* _Exercise details_
Pull every "manual" line out of the data below.
Begin Excerpted records
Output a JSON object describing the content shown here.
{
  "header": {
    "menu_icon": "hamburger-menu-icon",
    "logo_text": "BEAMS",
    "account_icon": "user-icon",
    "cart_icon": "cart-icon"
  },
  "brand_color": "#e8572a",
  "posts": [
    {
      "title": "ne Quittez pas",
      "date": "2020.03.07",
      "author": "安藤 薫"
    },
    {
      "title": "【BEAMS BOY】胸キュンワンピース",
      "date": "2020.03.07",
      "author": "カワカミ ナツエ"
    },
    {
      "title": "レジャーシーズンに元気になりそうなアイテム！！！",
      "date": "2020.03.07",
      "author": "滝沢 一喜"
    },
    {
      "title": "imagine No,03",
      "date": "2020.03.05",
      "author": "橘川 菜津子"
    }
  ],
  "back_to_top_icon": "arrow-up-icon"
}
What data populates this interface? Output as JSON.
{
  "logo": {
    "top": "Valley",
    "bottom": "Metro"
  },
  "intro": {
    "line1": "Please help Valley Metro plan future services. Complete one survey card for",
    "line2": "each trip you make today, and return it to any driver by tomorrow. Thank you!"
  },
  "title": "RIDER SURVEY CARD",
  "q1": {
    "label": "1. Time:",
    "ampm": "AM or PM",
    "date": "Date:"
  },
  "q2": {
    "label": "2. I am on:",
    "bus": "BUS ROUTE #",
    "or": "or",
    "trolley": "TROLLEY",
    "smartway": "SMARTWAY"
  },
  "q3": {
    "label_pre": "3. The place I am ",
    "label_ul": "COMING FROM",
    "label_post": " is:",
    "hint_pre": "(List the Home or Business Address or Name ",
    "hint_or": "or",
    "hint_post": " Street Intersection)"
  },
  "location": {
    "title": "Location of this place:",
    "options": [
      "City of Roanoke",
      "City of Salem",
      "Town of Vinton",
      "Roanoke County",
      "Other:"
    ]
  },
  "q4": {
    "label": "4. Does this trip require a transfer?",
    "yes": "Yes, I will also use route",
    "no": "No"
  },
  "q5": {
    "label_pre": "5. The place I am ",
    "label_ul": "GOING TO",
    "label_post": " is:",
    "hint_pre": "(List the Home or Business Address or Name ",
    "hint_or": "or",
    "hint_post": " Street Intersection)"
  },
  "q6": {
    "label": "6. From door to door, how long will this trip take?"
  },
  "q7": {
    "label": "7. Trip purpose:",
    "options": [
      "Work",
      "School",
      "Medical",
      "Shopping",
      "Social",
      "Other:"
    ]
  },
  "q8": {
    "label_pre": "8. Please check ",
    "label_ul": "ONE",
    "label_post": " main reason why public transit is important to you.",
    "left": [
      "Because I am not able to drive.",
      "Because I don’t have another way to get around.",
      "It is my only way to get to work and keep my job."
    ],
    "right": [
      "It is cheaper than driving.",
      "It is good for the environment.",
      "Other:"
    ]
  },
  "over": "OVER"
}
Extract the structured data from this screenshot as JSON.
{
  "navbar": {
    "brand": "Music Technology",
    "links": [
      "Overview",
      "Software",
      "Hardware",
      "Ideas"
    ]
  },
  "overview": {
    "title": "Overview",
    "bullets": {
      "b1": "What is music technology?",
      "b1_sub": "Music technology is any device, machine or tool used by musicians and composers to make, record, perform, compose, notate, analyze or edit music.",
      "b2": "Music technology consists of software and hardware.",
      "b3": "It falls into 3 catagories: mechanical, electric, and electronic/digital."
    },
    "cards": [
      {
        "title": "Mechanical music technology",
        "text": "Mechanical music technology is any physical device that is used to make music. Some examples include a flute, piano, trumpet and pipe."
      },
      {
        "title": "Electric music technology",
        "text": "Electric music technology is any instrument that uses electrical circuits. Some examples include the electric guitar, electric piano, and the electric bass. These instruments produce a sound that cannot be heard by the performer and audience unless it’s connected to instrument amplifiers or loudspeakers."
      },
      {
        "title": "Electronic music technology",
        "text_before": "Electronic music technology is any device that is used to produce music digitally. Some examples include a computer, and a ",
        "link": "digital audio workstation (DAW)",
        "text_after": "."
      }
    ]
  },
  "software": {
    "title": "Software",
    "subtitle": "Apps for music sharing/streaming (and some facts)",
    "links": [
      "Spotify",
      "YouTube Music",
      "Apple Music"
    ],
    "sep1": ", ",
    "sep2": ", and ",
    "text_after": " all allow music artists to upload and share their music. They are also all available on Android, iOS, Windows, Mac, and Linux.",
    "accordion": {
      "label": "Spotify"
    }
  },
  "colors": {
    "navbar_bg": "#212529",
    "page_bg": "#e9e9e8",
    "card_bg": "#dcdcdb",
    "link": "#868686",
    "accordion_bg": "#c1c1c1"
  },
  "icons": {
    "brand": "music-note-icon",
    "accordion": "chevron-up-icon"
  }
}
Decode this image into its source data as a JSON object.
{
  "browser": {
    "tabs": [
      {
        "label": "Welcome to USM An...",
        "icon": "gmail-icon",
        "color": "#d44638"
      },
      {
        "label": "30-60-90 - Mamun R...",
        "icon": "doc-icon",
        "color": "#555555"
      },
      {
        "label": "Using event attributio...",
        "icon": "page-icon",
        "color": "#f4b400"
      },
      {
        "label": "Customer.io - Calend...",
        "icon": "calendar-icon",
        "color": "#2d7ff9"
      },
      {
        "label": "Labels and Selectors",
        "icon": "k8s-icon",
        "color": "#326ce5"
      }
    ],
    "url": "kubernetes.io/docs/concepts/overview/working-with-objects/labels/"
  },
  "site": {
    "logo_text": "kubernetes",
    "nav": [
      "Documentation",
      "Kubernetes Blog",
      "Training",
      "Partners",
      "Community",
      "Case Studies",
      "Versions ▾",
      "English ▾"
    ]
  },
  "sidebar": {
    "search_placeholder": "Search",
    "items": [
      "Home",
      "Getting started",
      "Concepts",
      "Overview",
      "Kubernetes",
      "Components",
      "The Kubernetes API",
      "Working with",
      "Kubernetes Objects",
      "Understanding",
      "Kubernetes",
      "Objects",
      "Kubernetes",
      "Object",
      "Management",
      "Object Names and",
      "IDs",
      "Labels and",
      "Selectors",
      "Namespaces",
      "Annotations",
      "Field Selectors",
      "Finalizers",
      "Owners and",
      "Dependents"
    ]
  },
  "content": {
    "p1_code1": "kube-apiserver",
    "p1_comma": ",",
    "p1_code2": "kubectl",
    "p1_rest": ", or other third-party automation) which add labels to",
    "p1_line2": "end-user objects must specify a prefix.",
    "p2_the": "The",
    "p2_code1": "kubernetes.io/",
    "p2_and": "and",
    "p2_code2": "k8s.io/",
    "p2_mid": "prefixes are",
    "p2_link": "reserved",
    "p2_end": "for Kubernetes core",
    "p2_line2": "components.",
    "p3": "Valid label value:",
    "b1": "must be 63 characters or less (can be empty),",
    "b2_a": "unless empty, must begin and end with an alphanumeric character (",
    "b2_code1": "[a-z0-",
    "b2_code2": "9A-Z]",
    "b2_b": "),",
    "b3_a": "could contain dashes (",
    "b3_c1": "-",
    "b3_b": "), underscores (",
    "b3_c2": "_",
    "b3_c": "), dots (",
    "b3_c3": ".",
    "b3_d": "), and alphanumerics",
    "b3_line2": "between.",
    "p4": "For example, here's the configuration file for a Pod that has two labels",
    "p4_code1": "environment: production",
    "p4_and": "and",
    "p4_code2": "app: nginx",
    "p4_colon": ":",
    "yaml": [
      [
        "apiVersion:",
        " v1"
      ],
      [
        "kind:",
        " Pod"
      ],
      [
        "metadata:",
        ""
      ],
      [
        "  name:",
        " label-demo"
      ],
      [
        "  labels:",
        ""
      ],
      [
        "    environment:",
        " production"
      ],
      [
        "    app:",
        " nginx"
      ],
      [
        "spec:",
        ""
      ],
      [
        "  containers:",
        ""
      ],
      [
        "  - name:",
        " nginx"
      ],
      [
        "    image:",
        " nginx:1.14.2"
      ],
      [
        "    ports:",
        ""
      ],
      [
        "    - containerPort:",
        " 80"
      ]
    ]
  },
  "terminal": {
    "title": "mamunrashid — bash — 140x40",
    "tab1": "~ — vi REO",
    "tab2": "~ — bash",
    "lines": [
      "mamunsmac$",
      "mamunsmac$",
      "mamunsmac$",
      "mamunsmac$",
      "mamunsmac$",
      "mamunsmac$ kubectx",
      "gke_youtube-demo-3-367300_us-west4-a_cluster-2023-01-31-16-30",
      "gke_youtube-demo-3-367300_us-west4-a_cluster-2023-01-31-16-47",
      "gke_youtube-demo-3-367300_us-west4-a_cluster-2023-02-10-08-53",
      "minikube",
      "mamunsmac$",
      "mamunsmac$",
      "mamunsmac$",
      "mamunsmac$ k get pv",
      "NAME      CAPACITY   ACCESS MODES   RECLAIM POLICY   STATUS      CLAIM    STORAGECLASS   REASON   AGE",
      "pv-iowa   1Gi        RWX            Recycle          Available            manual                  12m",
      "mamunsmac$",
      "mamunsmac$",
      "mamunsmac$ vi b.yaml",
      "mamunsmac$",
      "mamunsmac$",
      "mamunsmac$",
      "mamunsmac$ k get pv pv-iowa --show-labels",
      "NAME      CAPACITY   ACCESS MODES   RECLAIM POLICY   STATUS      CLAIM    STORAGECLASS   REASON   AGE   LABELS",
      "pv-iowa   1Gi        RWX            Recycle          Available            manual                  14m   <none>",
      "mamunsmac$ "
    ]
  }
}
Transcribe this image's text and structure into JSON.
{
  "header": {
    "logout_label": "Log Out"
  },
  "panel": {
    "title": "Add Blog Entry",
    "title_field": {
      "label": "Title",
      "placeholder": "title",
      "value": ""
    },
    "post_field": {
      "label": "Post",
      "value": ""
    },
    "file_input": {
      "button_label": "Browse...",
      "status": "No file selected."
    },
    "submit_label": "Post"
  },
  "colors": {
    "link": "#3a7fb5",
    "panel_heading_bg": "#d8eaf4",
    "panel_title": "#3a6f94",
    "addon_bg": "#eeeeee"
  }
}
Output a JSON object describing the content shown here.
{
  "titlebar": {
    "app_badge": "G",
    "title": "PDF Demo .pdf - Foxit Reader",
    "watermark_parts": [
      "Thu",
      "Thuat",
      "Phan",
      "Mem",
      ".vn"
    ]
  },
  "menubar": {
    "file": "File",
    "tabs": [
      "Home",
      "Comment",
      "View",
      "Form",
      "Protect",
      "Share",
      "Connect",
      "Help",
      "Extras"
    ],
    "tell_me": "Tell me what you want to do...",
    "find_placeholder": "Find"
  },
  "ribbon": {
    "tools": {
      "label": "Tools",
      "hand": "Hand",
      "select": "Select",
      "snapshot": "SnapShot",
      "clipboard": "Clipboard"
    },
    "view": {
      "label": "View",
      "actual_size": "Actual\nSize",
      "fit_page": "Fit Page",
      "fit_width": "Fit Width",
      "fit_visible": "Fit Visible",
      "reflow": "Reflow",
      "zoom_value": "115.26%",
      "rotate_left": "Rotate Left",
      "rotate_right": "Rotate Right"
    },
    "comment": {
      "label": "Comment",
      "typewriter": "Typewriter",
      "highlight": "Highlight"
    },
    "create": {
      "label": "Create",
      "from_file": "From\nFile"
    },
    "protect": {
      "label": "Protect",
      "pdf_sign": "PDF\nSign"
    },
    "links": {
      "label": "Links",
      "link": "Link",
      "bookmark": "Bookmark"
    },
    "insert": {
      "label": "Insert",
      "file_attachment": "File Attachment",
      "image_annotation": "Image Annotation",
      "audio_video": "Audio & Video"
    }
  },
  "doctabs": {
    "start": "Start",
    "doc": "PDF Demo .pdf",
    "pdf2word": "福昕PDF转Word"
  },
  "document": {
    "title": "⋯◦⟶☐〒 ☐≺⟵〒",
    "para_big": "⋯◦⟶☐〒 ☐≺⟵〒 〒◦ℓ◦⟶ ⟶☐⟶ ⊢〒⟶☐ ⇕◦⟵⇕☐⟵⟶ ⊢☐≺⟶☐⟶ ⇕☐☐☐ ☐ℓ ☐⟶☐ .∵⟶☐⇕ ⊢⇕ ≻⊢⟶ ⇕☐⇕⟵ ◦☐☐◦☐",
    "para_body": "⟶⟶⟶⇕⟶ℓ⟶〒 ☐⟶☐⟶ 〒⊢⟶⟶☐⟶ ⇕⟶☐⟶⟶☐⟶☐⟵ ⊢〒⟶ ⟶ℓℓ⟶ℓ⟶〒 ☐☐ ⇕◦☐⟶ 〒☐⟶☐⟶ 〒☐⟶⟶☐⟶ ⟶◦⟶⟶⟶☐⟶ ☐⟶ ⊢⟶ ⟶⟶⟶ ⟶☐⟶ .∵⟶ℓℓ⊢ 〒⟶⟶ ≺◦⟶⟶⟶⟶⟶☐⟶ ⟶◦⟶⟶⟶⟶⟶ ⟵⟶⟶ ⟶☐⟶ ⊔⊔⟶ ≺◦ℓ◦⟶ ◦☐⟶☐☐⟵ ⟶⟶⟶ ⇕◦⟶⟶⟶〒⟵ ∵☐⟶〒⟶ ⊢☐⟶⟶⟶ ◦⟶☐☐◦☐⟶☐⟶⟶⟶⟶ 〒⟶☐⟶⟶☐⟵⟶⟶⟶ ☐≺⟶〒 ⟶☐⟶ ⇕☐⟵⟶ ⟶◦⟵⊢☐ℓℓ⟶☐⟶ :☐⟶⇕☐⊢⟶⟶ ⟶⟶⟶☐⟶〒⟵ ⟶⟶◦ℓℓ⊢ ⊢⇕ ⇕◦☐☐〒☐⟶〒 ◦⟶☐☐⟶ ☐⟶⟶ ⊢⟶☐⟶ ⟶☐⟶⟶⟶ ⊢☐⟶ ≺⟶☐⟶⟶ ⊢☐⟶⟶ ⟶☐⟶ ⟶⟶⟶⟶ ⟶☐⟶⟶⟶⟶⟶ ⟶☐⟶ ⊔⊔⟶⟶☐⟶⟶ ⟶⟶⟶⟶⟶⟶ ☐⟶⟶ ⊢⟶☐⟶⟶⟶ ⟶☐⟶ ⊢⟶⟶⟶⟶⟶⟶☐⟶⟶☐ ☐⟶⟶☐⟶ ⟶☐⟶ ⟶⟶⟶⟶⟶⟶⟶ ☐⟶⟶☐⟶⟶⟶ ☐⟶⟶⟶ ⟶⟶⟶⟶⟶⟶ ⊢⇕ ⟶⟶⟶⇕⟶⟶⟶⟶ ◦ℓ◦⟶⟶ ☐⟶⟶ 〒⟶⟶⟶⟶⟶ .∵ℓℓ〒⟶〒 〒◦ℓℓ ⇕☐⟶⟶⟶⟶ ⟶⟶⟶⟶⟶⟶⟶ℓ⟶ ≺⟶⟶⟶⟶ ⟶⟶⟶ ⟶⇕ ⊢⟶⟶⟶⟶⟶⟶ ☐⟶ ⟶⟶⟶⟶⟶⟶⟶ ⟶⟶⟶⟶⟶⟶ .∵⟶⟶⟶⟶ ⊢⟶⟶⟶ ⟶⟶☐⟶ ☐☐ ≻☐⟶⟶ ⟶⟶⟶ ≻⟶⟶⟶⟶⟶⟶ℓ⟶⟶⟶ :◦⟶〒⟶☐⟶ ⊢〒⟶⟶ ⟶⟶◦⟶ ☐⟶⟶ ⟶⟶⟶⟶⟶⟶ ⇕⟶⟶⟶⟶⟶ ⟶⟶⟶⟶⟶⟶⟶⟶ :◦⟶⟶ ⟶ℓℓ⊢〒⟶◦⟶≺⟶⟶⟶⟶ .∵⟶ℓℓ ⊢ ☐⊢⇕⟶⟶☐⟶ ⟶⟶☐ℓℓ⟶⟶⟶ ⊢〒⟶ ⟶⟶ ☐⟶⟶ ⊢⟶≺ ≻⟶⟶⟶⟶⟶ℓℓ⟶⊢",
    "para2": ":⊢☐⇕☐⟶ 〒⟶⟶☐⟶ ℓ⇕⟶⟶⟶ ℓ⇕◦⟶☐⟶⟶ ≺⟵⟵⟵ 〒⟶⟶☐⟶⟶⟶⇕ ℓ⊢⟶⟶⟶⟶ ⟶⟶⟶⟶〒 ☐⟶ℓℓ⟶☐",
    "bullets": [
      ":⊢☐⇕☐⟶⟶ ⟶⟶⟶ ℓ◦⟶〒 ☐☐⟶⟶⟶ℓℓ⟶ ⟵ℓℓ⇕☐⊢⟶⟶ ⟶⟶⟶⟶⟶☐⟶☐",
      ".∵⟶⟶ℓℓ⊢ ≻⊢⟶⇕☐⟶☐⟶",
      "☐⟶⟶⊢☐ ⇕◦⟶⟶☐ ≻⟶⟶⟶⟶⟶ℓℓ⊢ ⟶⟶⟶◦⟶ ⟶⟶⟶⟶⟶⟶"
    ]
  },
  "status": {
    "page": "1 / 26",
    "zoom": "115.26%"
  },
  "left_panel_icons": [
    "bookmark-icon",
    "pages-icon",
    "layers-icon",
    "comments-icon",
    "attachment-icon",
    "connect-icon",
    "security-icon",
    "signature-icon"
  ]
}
End Excerpted records
* _Exercise response_
      "pv-iowa   1Gi        RWX            Recycle          Available            manual                  12m",
      "pv-iowa   1Gi        RWX            Recycle          Available            manual                  14m   <none>",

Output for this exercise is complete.